• [RECORDED INFORMATION]
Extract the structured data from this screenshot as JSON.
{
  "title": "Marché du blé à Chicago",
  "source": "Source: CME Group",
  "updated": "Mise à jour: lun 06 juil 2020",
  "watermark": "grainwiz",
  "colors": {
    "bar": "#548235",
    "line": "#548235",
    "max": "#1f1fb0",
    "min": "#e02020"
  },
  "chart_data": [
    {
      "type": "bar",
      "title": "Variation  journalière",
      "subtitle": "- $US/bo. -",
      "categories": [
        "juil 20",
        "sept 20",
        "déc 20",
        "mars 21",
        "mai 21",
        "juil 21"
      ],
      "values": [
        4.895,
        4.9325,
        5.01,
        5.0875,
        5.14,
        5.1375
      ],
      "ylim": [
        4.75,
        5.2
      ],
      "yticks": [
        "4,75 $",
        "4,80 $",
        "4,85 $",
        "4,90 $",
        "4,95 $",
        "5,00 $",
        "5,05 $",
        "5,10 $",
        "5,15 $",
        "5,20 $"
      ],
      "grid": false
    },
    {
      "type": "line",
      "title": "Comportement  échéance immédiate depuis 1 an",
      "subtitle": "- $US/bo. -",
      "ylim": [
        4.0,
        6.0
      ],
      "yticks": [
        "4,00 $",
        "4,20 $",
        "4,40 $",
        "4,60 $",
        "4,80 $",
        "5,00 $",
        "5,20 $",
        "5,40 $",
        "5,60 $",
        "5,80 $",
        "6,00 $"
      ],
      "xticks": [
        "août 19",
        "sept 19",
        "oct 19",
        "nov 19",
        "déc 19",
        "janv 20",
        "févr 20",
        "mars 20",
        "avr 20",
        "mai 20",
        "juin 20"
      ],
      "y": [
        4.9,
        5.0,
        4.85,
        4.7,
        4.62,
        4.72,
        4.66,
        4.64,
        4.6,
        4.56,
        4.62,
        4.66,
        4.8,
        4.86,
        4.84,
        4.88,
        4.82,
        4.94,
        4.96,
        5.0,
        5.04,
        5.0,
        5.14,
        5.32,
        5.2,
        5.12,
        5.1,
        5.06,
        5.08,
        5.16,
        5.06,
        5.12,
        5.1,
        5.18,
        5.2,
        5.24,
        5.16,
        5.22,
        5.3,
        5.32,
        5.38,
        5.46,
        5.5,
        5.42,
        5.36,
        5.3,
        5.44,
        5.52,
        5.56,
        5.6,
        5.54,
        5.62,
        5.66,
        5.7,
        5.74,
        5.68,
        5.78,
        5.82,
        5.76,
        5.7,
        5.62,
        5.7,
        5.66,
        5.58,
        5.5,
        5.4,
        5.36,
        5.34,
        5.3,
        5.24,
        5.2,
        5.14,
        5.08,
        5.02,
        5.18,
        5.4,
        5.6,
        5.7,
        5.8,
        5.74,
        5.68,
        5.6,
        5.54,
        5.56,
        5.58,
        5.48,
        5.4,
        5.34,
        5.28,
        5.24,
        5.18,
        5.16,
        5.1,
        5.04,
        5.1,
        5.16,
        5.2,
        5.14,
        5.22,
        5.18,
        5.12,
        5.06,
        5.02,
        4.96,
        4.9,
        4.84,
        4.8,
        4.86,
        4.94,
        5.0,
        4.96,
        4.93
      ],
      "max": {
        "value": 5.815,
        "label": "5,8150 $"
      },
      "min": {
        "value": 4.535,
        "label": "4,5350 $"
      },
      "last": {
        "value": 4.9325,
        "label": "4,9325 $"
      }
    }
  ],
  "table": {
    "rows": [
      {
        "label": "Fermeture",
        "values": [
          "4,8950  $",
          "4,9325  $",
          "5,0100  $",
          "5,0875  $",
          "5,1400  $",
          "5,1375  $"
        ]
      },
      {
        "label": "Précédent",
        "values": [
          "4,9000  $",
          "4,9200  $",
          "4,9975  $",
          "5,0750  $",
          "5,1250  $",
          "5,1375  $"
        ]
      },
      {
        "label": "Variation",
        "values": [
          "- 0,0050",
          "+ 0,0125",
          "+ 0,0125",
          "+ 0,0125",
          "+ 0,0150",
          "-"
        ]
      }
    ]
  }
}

• [THE REQUEST]
Without leaving anything out, give the entries again exactly.

• [RESPONSE FOR THIS EXERCISE]
Extract the structured data from this screenshot as JSON.
{
  "title": "Marché du blé à Chicago",
  "source": "Source: CME Group",
  "updated": "Mise à jour: lun 06 juil 2020",
  "watermark": "grainwiz",
  "colors": {
    "bar": "#548235",
    "line": "#548235",
    "max": "#1f1fb0",
    "min": "#e02020"
  },
  "chart_data": [
    {
      "type": "bar",
      "title": "Variation  journalière",
      "subtitle": "- $US/bo. -",
      "categories": [
        "juil 20",
        "sept 20",
        "déc 20",
        "mars 21",
        "mai 21",
        "juil 21"
      ],
      "values": [
        4.895,
        4.9325,
        5.01,
        5.0875,
        5.14,
        5.1375
      ],
      "ylim": [
        4.75,
        5.2
      ],
      "yticks": [
        "4,75 $",
        "4,80 $",
        "4,85 $",
        "4,90 $",
        "4,95 $",
        "5,00 $",
        "5,05 $",
        "5,10 $",
        "5,15 $",
        "5,20 $"
      ],
      "grid": false
    },
    {
      "type": "line",
      "title": "Comportement  échéance immédiate depuis 1 an",
      "subtitle": "- $US/bo. -",
      "ylim": [
        4.0,
        6.0
      ],
      "yticks": [
        "4,00 $",
        "4,20 $",
        "4,40 $",
        "4,60 $",
        "4,80 $",
        "5,00 $",
        "5,20 $",
        "5,40 $",
        "5,60 $",
        "5,80 $",
        "6,00 $"
      ],
      "xticks": [
        "août 19",
        "sept 19",
        "oct 19",
        "nov 19",
        "déc 19",
        "janv 20",
        "févr 20",
        "mars 20",
        "avr 20",
        "mai 20",
        "juin 20"
      ],
      "y": [
        4.9,
        5.0,
        4.85,
        4.7,
        4.62,
        4.72,
        4.66,
        4.64,
        4.6,
        4.56,
        4.62,
        4.66,
        4.8,
        4.86,
        4.84,
        4.88,
        4.82,
        4.94,
        4.96,
        5.0,
        5.04,
        5.0,
        5.14,
        5.32,
        5.2,
        5.12,
        5.1,
        5.06,
        5.08,
        5.16,
        5.06,
        5.12,
        5.1,
        5.18,
        5.2,
        5.24,
        5.16,
        5.22,
        5.3,
        5.32,
        5.38,
        5.46,
        5.5,
        5.42,
        5.36,
        5.3,
        5.44,
        5.52,
        5.56,
        5.6,
        5.54,
        5.62,
        5.66,
        5.7,
        5.74,
        5.68,
        5.78,
        5.82,
        5.76,
        5.7,
        5.62,
        5.7,
        5.66,
        5.58,
        5.5,
        5.4,
        5.36,
        5.34,
        5.3,
        5.24,
        5.2,
        5.14,
        5.08,
        5.02,
        5.18,
        5.4,
        5.6,
        5.7,
        5.8,
        5.74,
        5.68,
        5.6,
        5.54,
        5.56,
        5.58,
        5.48,
        5.4,
        5.34,
        5.28,
        5.24,
        5.18,
        5.16,
        5.1,
        5.04,
        5.1,
        5.16,
        5.2,
        5.14,
        5.22,
        5.18,
        5.12,
        5.06,
        5.02,
        4.96,
        4.9,
        4.84,
        4.8,
        4.86,
        4.94,
        5.0,
        4.96,
        4.93
      ],
      "max": {
        "value": 5.815,
        "label": "5,8150 $"
      },
      "min": {
        "value": 4.535,
        "label": "4,5350 $"
      },
      "last": {
        "value": 4.9325,
        "label": "4,9325 $"
      }
    }
  ],
  "table": {
    "rows": [
      {
        "label": "Fermeture",
        "values": [
          "4,8950  $",
          "4,9325  $",
          "5,0100  $",
          "5,0875  $",
          "5,1400  $",
          "5,1375  $"
        ]
      },
      {
        "label": "Précédent",
        "values": [
          "4,9000  $",
          "4,9200  $",
          "4,9975  $",
          "5,0750  $",
          "5,1250  $",
          "5,1375  $"
        ]
      },
      {
        "label": "Variation",
        "values": [
          "- 0,0050",
          "+ 0,0125",
          "+ 0,0125",
          "+ 0,0125",
          "+ 0,0150",
          "-"
        ]
      }
    ]
  }
}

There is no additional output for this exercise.